Dataset records on visual material:
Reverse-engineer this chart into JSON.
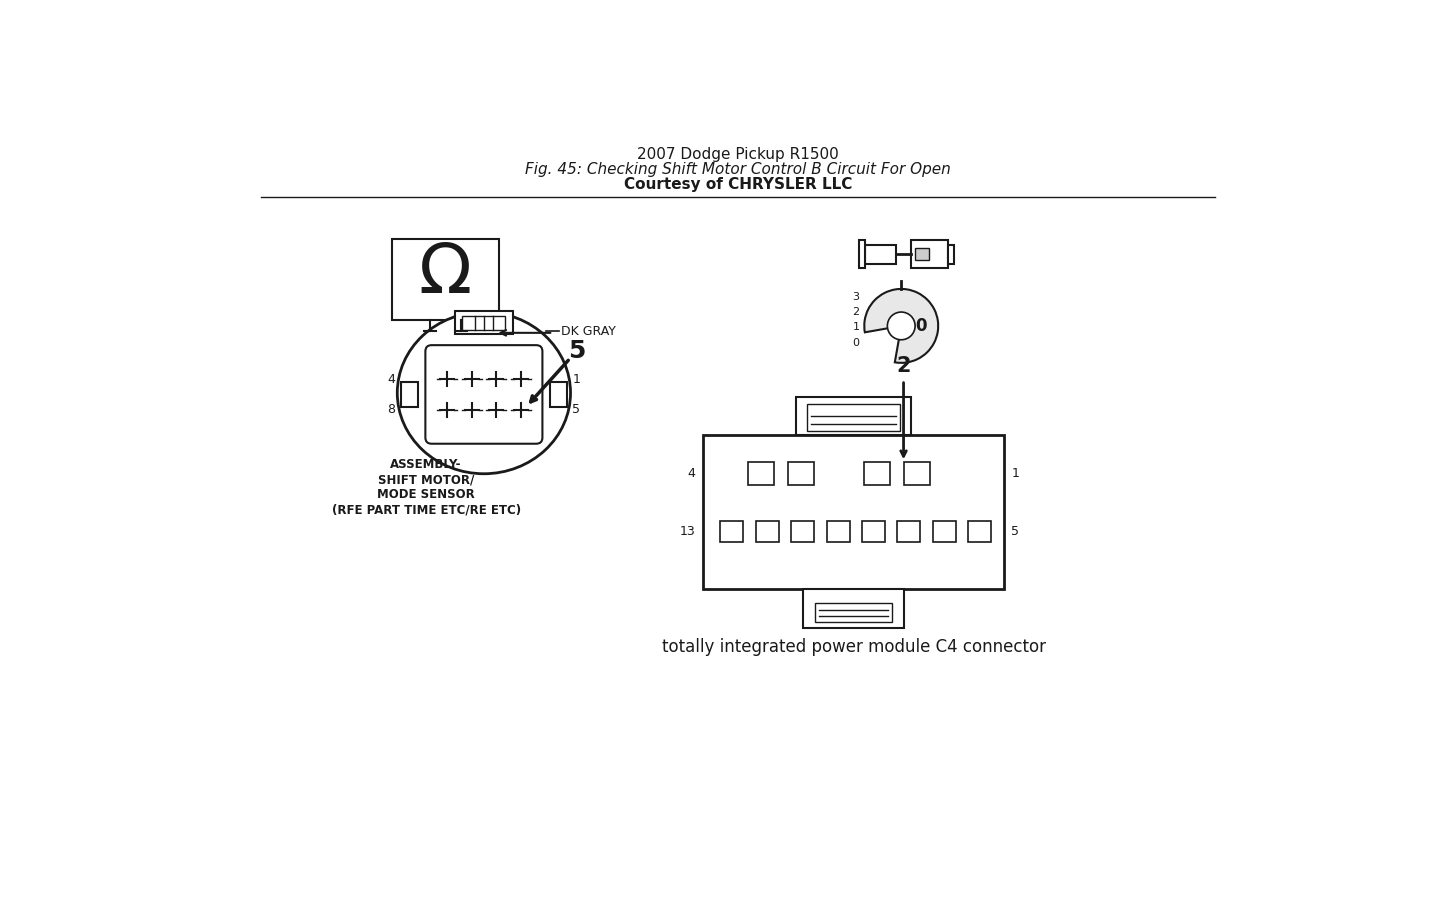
{
  "title_line1": "2007 Dodge Pickup R1500",
  "title_line2": "Fig. 45: Checking Shift Motor Control B Circuit For Open",
  "title_line3": "Courtesy of CHRYSLER LLC",
  "bg_color": "#ffffff",
  "line_color": "#1a1a1a",
  "text_color": "#1a1a1a",
  "title_fontsize": 11,
  "label_fontsize": 9,
  "bottom_label": "totally integrated power module C4 connector",
  "assembly_label": "ASSEMBLY-\nSHIFT MOTOR/\nMODE SENSOR\n(RFE PART TIME ETC/RE ETC)"
}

- **What needs to be done**
Transcribe all entries above exactly. Drop the pictures.

- **Full response**
Reverse-engineer this chart into JSON.
{
  "title_line1": "2007 Dodge Pickup R1500",
  "title_line2": "Fig. 45: Checking Shift Motor Control B Circuit For Open",
  "title_line3": "Courtesy of CHRYSLER LLC",
  "bg_color": "#ffffff",
  "line_color": "#1a1a1a",
  "text_color": "#1a1a1a",
  "title_fontsize": 11,
  "label_fontsize": 9,
  "bottom_label": "totally integrated power module C4 connector",
  "assembly_label": "ASSEMBLY-\nSHIFT MOTOR/\nMODE SENSOR\n(RFE PART TIME ETC/RE ETC)"
}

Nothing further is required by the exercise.